-- START RECORDS FOR PROCESSING --
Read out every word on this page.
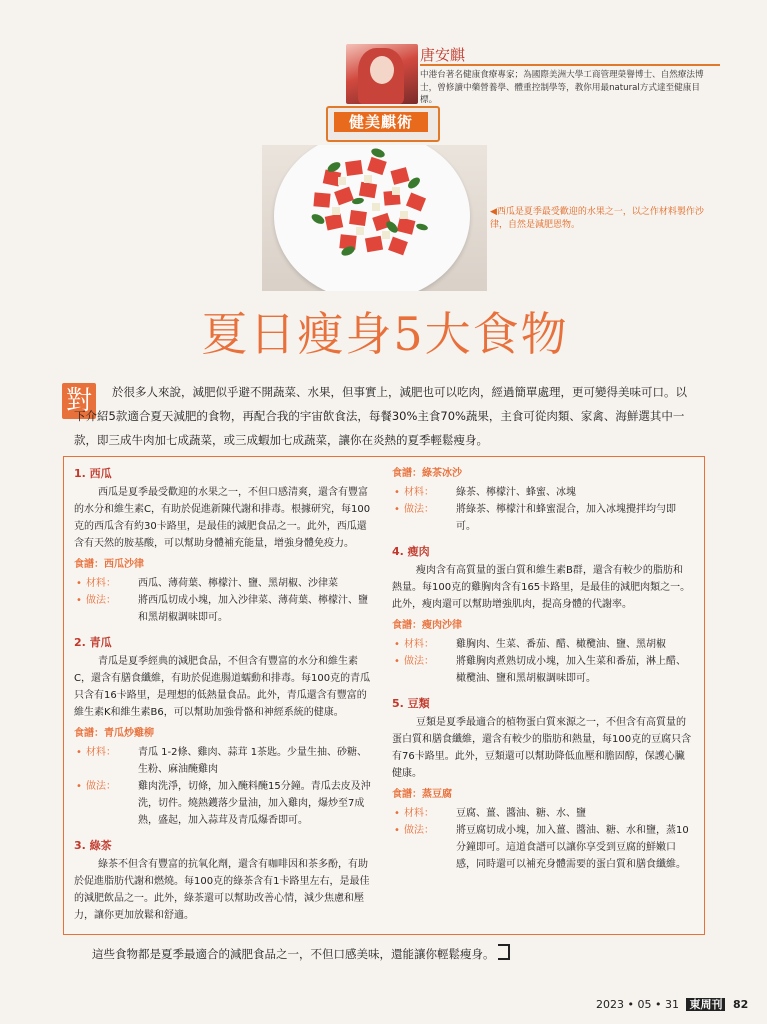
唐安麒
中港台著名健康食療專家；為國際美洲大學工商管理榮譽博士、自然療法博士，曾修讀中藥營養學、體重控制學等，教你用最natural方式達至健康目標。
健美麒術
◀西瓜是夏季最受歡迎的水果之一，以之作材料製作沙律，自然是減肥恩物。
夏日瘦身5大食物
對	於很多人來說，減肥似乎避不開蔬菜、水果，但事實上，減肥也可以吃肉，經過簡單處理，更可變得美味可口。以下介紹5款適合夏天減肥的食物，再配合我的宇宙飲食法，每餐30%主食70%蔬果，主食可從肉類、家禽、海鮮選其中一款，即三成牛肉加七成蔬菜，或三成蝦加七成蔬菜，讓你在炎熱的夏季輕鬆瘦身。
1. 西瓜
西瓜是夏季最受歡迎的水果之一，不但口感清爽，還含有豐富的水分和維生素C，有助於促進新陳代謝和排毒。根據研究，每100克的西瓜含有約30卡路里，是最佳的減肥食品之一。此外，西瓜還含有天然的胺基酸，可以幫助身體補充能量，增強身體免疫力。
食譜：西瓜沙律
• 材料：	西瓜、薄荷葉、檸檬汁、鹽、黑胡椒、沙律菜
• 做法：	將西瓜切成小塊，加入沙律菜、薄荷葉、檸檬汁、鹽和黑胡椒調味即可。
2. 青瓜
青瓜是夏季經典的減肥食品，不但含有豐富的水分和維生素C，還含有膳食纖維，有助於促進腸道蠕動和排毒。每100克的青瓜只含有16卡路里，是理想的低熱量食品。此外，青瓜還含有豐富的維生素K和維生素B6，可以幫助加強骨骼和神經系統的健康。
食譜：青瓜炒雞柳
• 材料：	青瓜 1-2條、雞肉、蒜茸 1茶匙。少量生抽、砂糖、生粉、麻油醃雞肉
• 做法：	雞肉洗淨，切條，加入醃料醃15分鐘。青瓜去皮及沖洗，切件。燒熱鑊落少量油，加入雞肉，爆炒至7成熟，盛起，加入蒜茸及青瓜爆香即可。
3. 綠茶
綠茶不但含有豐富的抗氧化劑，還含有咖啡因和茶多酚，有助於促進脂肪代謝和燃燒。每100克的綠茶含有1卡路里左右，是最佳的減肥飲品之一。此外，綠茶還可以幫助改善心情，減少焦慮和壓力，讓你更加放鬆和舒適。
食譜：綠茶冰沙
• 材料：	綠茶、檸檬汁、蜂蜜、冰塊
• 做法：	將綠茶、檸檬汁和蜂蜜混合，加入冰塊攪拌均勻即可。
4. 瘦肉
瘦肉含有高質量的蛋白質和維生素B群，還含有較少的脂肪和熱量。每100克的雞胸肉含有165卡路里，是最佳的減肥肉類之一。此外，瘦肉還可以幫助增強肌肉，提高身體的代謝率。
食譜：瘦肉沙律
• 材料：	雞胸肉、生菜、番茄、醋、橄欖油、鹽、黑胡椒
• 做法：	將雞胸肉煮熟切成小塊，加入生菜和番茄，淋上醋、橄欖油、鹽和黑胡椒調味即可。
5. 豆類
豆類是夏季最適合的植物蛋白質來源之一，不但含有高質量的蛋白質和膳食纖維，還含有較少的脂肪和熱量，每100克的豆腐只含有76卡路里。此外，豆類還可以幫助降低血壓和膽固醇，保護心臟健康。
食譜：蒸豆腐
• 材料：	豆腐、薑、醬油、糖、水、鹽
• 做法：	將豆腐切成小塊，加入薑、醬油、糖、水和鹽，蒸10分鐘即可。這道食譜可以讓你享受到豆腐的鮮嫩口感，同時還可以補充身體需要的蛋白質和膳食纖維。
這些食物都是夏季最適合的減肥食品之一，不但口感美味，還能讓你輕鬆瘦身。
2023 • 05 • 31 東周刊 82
-- END RECORDS FOR PROCESSING --
-- START RECORDS FOR PROCESSING --
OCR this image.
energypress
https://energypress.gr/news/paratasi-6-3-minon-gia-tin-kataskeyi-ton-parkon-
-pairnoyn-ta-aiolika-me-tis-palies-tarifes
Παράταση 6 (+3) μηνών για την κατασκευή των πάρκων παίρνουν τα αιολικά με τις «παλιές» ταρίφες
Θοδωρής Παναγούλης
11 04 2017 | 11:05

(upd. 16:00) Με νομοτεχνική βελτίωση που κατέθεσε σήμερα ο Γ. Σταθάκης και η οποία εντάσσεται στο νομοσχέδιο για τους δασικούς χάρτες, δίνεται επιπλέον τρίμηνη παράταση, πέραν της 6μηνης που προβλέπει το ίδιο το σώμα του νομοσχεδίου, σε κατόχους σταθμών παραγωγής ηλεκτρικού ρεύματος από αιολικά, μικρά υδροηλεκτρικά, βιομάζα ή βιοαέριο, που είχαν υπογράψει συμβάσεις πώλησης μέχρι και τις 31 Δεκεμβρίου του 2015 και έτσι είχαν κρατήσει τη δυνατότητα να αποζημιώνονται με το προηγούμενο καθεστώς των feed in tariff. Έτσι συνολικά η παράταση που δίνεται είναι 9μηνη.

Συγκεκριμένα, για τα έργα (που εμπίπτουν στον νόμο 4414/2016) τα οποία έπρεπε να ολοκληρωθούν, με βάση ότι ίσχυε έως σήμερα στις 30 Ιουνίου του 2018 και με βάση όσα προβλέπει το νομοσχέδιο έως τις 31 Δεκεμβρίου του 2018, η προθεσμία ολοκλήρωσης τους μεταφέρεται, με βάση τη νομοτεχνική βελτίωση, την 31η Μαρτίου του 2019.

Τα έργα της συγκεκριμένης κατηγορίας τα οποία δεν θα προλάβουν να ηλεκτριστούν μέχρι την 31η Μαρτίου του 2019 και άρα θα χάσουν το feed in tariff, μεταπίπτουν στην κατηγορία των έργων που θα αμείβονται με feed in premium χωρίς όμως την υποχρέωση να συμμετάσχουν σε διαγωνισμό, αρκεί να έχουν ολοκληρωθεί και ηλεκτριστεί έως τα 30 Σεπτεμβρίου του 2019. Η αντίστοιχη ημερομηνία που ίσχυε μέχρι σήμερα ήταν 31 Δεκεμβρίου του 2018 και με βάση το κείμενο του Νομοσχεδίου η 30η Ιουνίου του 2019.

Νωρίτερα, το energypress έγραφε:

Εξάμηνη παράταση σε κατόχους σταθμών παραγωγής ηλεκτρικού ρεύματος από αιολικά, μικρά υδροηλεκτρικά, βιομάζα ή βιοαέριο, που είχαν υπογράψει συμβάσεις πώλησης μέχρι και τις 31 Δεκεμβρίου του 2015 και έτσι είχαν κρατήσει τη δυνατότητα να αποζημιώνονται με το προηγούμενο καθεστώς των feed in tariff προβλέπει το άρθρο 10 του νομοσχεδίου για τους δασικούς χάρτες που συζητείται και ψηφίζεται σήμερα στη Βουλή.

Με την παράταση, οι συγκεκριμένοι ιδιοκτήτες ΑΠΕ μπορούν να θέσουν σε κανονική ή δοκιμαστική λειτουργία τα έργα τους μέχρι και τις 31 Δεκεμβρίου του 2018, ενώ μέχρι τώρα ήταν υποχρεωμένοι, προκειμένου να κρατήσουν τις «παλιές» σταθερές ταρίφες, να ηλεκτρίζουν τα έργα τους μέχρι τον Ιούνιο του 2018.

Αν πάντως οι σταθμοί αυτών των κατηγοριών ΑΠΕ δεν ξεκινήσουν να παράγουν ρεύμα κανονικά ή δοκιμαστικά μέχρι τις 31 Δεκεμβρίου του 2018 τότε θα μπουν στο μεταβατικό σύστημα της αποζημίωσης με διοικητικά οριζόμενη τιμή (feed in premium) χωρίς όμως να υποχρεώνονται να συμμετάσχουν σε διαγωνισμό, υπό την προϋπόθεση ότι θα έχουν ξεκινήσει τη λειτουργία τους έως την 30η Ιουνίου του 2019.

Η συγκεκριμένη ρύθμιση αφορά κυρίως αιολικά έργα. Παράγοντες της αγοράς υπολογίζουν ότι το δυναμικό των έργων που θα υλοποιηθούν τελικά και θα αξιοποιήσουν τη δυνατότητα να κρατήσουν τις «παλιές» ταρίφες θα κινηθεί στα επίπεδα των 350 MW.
-- END RECORDS FOR PROCESSING --
◆ WHAT YOU ARE ASKED TO DO:
Find each line in the records holding the string "西瓜是夏季最受歡迎的水果之一" and show it.

◆ REPLY TO THE EXERCISE:
◀西瓜是夏季最受歡迎的水果之一，以之作材料製作沙律，自然是減肥恩物。
西瓜是夏季最受歡迎的水果之一，不但口感清爽，還含有豐富的水分和維生素C，有助於促進新陳代謝和排毒。根據研究，每100克的西瓜含有約30卡路里，是最佳的減肥食品之一。此外，西瓜還含有天然的胺基酸，可以幫助身體補充能量，增強身體免疫力。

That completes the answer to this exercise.